* **REQUIRED TASK**
Quote the data below in full, please, without altering anything.

---- PROVIDED RECORDS

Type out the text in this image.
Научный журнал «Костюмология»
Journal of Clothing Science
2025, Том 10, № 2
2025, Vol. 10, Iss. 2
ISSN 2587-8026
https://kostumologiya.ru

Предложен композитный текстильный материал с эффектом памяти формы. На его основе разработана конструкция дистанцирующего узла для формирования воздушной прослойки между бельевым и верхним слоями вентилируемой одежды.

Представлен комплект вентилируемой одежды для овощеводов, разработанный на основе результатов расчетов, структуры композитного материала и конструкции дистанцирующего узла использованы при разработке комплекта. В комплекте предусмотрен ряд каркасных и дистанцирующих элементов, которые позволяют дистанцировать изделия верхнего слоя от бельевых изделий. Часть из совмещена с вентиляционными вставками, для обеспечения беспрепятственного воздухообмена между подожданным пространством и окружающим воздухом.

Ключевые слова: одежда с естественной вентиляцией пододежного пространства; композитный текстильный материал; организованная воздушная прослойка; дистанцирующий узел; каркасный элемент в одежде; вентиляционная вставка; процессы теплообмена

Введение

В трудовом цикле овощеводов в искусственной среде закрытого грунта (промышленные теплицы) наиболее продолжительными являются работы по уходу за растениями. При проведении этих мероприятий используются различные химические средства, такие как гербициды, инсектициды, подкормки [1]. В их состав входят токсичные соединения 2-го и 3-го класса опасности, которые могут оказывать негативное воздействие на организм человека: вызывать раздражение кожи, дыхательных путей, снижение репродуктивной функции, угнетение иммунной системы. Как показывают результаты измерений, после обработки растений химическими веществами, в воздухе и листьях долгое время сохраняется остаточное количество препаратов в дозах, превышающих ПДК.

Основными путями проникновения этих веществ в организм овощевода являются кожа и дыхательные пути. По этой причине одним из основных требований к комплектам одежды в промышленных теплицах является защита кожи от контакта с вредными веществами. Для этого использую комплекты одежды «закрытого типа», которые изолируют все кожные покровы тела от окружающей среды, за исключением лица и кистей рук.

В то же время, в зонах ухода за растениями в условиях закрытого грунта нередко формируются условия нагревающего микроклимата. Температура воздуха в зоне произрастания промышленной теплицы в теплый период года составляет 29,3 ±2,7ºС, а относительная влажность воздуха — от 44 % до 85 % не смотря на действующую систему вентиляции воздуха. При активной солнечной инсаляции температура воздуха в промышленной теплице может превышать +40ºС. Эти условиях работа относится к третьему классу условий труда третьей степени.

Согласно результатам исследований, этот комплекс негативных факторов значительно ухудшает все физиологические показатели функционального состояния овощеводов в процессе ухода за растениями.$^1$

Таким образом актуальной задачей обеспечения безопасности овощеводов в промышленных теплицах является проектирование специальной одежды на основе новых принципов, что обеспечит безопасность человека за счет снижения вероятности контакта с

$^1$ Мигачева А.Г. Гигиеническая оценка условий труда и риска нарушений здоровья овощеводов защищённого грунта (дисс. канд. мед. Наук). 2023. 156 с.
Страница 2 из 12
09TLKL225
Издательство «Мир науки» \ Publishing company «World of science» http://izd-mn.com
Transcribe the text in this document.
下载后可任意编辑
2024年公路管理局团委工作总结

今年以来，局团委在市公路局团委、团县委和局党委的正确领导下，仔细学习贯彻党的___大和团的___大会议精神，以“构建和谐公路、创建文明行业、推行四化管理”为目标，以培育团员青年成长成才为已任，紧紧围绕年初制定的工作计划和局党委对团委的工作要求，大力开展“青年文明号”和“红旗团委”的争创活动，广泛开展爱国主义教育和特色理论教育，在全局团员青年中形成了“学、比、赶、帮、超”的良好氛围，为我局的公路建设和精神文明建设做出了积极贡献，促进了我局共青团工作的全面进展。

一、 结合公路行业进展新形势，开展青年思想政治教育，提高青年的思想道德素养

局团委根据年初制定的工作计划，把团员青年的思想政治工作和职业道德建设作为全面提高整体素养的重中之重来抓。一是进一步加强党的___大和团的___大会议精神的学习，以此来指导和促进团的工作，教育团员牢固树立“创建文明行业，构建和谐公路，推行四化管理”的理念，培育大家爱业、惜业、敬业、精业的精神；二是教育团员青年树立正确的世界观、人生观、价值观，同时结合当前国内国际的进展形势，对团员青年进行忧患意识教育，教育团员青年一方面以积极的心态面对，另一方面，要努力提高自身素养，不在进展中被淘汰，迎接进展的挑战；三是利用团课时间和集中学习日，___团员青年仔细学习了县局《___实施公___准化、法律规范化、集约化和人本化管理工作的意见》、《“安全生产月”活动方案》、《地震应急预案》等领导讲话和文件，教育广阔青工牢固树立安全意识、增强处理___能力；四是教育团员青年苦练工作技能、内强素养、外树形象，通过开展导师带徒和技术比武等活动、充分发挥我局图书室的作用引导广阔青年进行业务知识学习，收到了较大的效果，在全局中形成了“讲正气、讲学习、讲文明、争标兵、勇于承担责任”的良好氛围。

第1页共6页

--------

* **REPLY TO THE TASK**
Type out the text in this image.
Научный журнал «Костюмология»
Journal of Clothing Science
2025, Том 10, № 2
2025, Vol. 10, Iss. 2
ISSN 2587-8026
https://kostumologiya.ru

Предложен композитный текстильный материал с эффектом памяти формы. На его основе разработана конструкция дистанцирующего узла для формирования воздушной прослойки между бельевым и верхним слоями вентилируемой одежды.

Представлен комплект вентилируемой одежды для овощеводов, разработанный на основе результатов расчетов, структуры композитного материала и конструкции дистанцирующего узла использованы при разработке комплекта. В комплекте предусмотрен ряд каркасных и дистанцирующих элементов, которые позволяют дистанцировать изделия верхнего слоя от бельевых изделий. Часть из совмещена с вентиляционными вставками, для обеспечения беспрепятственного воздухообмена между подожданным пространством и окружающим воздухом.

Ключевые слова: одежда с естественной вентиляцией пододежного пространства; композитный текстильный материал; организованная воздушная прослойка; дистанцирующий узел; каркасный элемент в одежде; вентиляционная вставка; процессы теплообмена

Введение

В трудовом цикле овощеводов в искусственной среде закрытого грунта (промышленные теплицы) наиболее продолжительными являются работы по уходу за растениями. При проведении этих мероприятий используются различные химические средства, такие как гербициды, инсектициды, подкормки [1]. В их состав входят токсичные соединения 2-го и 3-го класса опасности, которые могут оказывать негативное воздействие на организм человека: вызывать раздражение кожи, дыхательных путей, снижение репродуктивной функции, угнетение иммунной системы. Как показывают результаты измерений, после обработки растений химическими веществами, в воздухе и листьях долгое время сохраняется остаточное количество препаратов в дозах, превышающих ПДК.

Основными путями проникновения этих веществ в организм овощевода являются кожа и дыхательные пути. По этой причине одним из основных требований к комплектам одежды в промышленных теплицах является защита кожи от контакта с вредными веществами. Для этого использую комплекты одежды «закрытого типа», которые изолируют все кожные покровы тела от окружающей среды, за исключением лица и кистей рук.

В то же время, в зонах ухода за растениями в условиях закрытого грунта нередко формируются условия нагревающего микроклимата. Температура воздуха в зоне произрастания промышленной теплицы в теплый период года составляет 29,3 ±2,7ºС, а относительная влажность воздуха — от 44 % до 85 % не смотря на действующую систему вентиляции воздуха. При активной солнечной инсаляции температура воздуха в промышленной теплице может превышать +40ºС. Эти условиях работа относится к третьему классу условий труда третьей степени.

Согласно результатам исследований, этот комплекс негативных факторов значительно ухудшает все физиологические показатели функционального состояния овощеводов в процессе ухода за растениями.$^1$

Таким образом актуальной задачей обеспечения безопасности овощеводов в промышленных теплицах является проектирование специальной одежды на основе новых принципов, что обеспечит безопасность человека за счет снижения вероятности контакта с

$^1$ Мигачева А.Г. Гигиеническая оценка условий труда и риска нарушений здоровья овощеводов защищённого грунта (дисс. канд. мед. Наук). 2023. 156 с.
Страница 2 из 12
09TLKL225
Издательство «Мир науки» \ Publishing company «World of science» http://izd-mn.com
Transcribe the text in this document.
下载后可任意编辑
2024年公路管理局团委工作总结

今年以来，局团委在市公路局团委、团县委和局党委的正确领导下，仔细学习贯彻党的___大和团的___大会议精神，以“构建和谐公路、创建文明行业、推行四化管理”为目标，以培育团员青年成长成才为已任，紧紧围绕年初制定的工作计划和局党委对团委的工作要求，大力开展“青年文明号”和“红旗团委”的争创活动，广泛开展爱国主义教育和特色理论教育，在全局团员青年中形成了“学、比、赶、帮、超”的良好氛围，为我局的公路建设和精神文明建设做出了积极贡献，促进了我局共青团工作的全面进展。

一、 结合公路行业进展新形势，开展青年思想政治教育，提高青年的思想道德素养

局团委根据年初制定的工作计划，把团员青年的思想政治工作和职业道德建设作为全面提高整体素养的重中之重来抓。一是进一步加强党的___大和团的___大会议精神的学习，以此来指导和促进团的工作，教育团员牢固树立“创建文明行业，构建和谐公路，推行四化管理”的理念，培育大家爱业、惜业、敬业、精业的精神；二是教育团员青年树立正确的世界观、人生观、价值观，同时结合当前国内国际的进展形势，对团员青年进行忧患意识教育，教育团员青年一方面以积极的心态面对，另一方面，要努力提高自身素养，不在进展中被淘汰，迎接进展的挑战；三是利用团课时间和集中学习日，___团员青年仔细学习了县局《___实施公___准化、法律规范化、集约化和人本化管理工作的意见》、《“安全生产月”活动方案》、《地震应急预案》等领导讲话和文件，教育广阔青工牢固树立安全意识、增强处理___能力；四是教育团员青年苦练工作技能、内强素养、外树形象，通过开展导师带徒和技术比武等活动、充分发挥我局图书室的作用引导广阔青年进行业务知识学习，收到了较大的效果，在全局中形成了“讲正气、讲学习、讲文明、争标兵、勇于承担责任”的良好氛围。

第1页共6页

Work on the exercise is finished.